◆ **What is asked**: Leave out the pictures, then reproduce the rest of the material exactly.

◆ **Records for the exercise**:

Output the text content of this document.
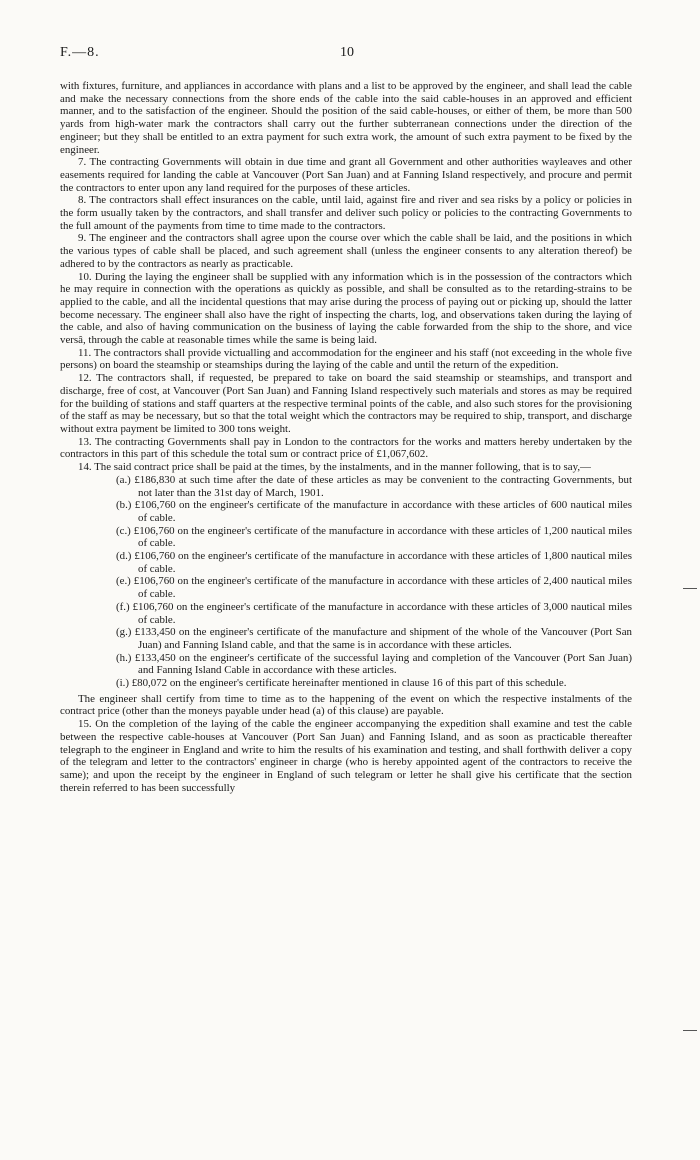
F.—8.	10

with fixtures, furniture, and appliances in accordance with plans and a list to be approved by the engineer, and shall lead the cable and make the necessary connections from the shore ends of the cable into the said cable-houses in an approved and efficient manner, and to the satisfaction of the engineer. Should the position of the said cable-houses, or either of them, be more than 500 yards from high-water mark the contractors shall carry out the further subterranean connections under the direction of the engineer; but they shall be entitled to an extra payment for such extra work, the amount of such extra payment to be fixed by the engineer.

7. The contracting Governments will obtain in due time and grant all Government and other authorities wayleaves and other easements required for landing the cable at Vancouver (Port San Juan) and at Fanning Island respectively, and procure and permit the contractors to enter upon any land required for the purposes of these articles.

8. The contractors shall effect insurances on the cable, until laid, against fire and river and sea risks by a policy or policies in the form usually taken by the contractors, and shall transfer and deliver such policy or policies to the contracting Governments to the full amount of the payments from time to time made to the contractors.

9. The engineer and the contractors shall agree upon the course over which the cable shall be laid, and the positions in which the various types of cable shall be placed, and such agreement shall (unless the engineer consents to any alteration thereof) be adhered to by the contractors as nearly as practicable.

10. During the laying the engineer shall be supplied with any information which is in the possession of the contractors which he may require in connection with the operations as quickly as possible, and shall be consulted as to the retarding-strains to be applied to the cable, and all the incidental questions that may arise during the process of paying out or picking up, should the latter become necessary. The engineer shall also have the right of inspecting the charts, log, and observations taken during the laying of the cable, and also of having communication on the business of laying the cable forwarded from the ship to the shore, and vice versâ, through the cable at reasonable times while the same is being laid.

11. The contractors shall provide victualling and accommodation for the engineer and his staff (not exceeding in the whole five persons) on board the steamship or steamships during the laying of the cable and until the return of the expedition.

12. The contractors shall, if requested, be prepared to take on board the said steamship or steamships, and transport and discharge, free of cost, at Vancouver (Port San Juan) and Fanning Island respectively such materials and stores as may be required for the building of stations and staff quarters at the respective terminal points of the cable, and also such stores for the provisioning of the staff as may be necessary, but so that the total weight which the contractors may be required to ship, transport, and discharge without extra payment be limited to 300 tons weight.

13. The contracting Governments shall pay in London to the contractors for the works and matters hereby undertaken by the contractors in this part of this schedule the total sum or contract price of £1,067,602.

14. The said contract price shall be paid at the times, by the instalments, and in the manner following, that is to say,—

(a.) £186,830 at such time after the date of these articles as may be convenient to the contracting Governments, but not later than the 31st day of March, 1901.

(b.) £106,760 on the engineer's certificate of the manufacture in accordance with these articles of 600 nautical miles of cable.

(c.) £106,760 on the engineer's certificate of the manufacture in accordance with these articles of 1,200 nautical miles of cable.

(d.) £106,760 on the engineer's certificate of the manufacture in accordance with these articles of 1,800 nautical miles of cable.

(e.) £106,760 on the engineer's certificate of the manufacture in accordance with these articles of 2,400 nautical miles of cable.

(f.) £106,760 on the engineer's certificate of the manufacture in accordance with these articles of 3,000 nautical miles of cable.

(g.) £133,450 on the engineer's certificate of the manufacture and shipment of the whole of the Vancouver (Port San Juan) and Fanning Island cable, and that the same is in accordance with these articles.

(h.) £133,450 on the engineer's certificate of the successful laying and completion of the Vancouver (Port San Juan) and Fanning Island Cable in accordance with these articles.

(i.) £80,072 on the engineer's certificate hereinafter mentioned in clause 16 of this part of this schedule.

The engineer shall certify from time to time as to the happening of the event on which the respective instalments of the contract price (other than the moneys payable under head (a) of this clause) are payable.

15. On the completion of the laying of the cable the engineer accompanying the expedition shall examine and test the cable between the respective cable-houses at Vancouver (Port San Juan) and Fanning Island, and as soon as practicable thereafter telegraph to the engineer in England and write to him the results of his examination and testing, and shall forthwith deliver a copy of the telegram and letter to the contractors' engineer in charge (who is hereby appointed agent of the contractors to receive the same); and upon the receipt by the engineer in England of such telegram or letter he shall give his certificate that the section therein referred to has been successfully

◆ **Reply**:
Output the text content of this document.
F.—8.	10

with fixtures, furniture, and appliances in accordance with plans and a list to be approved by the engineer, and shall lead the cable and make the necessary connections from the shore ends of the cable into the said cable-houses in an approved and efficient manner, and to the satisfaction of the engineer. Should the position of the said cable-houses, or either of them, be more than 500 yards from high-water mark the contractors shall carry out the further subterranean connections under the direction of the engineer; but they shall be entitled to an extra payment for such extra work, the amount of such extra payment to be fixed by the engineer.

7. The contracting Governments will obtain in due time and grant all Government and other authorities wayleaves and other easements required for landing the cable at Vancouver (Port San Juan) and at Fanning Island respectively, and procure and permit the contractors to enter upon any land required for the purposes of these articles.

8. The contractors shall effect insurances on the cable, until laid, against fire and river and sea risks by a policy or policies in the form usually taken by the contractors, and shall transfer and deliver such policy or policies to the contracting Governments to the full amount of the payments from time to time made to the contractors.

9. The engineer and the contractors shall agree upon the course over which the cable shall be laid, and the positions in which the various types of cable shall be placed, and such agreement shall (unless the engineer consents to any alteration thereof) be adhered to by the contractors as nearly as practicable.

10. During the laying the engineer shall be supplied with any information which is in the possession of the contractors which he may require in connection with the operations as quickly as possible, and shall be consulted as to the retarding-strains to be applied to the cable, and all the incidental questions that may arise during the process of paying out or picking up, should the latter become necessary. The engineer shall also have the right of inspecting the charts, log, and observations taken during the laying of the cable, and also of having communication on the business of laying the cable forwarded from the ship to the shore, and vice versâ, through the cable at reasonable times while the same is being laid.

11. The contractors shall provide victualling and accommodation for the engineer and his staff (not exceeding in the whole five persons) on board the steamship or steamships during the laying of the cable and until the return of the expedition.

12. The contractors shall, if requested, be prepared to take on board the said steamship or steamships, and transport and discharge, free of cost, at Vancouver (Port San Juan) and Fanning Island respectively such materials and stores as may be required for the building of stations and staff quarters at the respective terminal points of the cable, and also such stores for the provisioning of the staff as may be necessary, but so that the total weight which the contractors may be required to ship, transport, and discharge without extra payment be limited to 300 tons weight.

13. The contracting Governments shall pay in London to the contractors for the works and matters hereby undertaken by the contractors in this part of this schedule the total sum or contract price of £1,067,602.

14. The said contract price shall be paid at the times, by the instalments, and in the manner following, that is to say,—

(a.) £186,830 at such time after the date of these articles as may be convenient to the contracting Governments, but not later than the 31st day of March, 1901.

(b.) £106,760 on the engineer's certificate of the manufacture in accordance with these articles of 600 nautical miles of cable.

(c.) £106,760 on the engineer's certificate of the manufacture in accordance with these articles of 1,200 nautical miles of cable.

(d.) £106,760 on the engineer's certificate of the manufacture in accordance with these articles of 1,800 nautical miles of cable.

(e.) £106,760 on the engineer's certificate of the manufacture in accordance with these articles of 2,400 nautical miles of cable.

(f.) £106,760 on the engineer's certificate of the manufacture in accordance with these articles of 3,000 nautical miles of cable.

(g.) £133,450 on the engineer's certificate of the manufacture and shipment of the whole of the Vancouver (Port San Juan) and Fanning Island cable, and that the same is in accordance with these articles.

(h.) £133,450 on the engineer's certificate of the successful laying and completion of the Vancouver (Port San Juan) and Fanning Island Cable in accordance with these articles.

(i.) £80,072 on the engineer's certificate hereinafter mentioned in clause 16 of this part of this schedule.

The engineer shall certify from time to time as to the happening of the event on which the respective instalments of the contract price (other than the moneys payable under head (a) of this clause) are payable.

15. On the completion of the laying of the cable the engineer accompanying the expedition shall examine and test the cable between the respective cable-houses at Vancouver (Port San Juan) and Fanning Island, and as soon as practicable thereafter telegraph to the engineer in England and write to him the results of his examination and testing, and shall forthwith deliver a copy of the telegram and letter to the contractors' engineer in charge (who is hereby appointed agent of the contractors to receive the same); and upon the receipt by the engineer in England of such telegram or letter he shall give his certificate that the section therein referred to has been successfully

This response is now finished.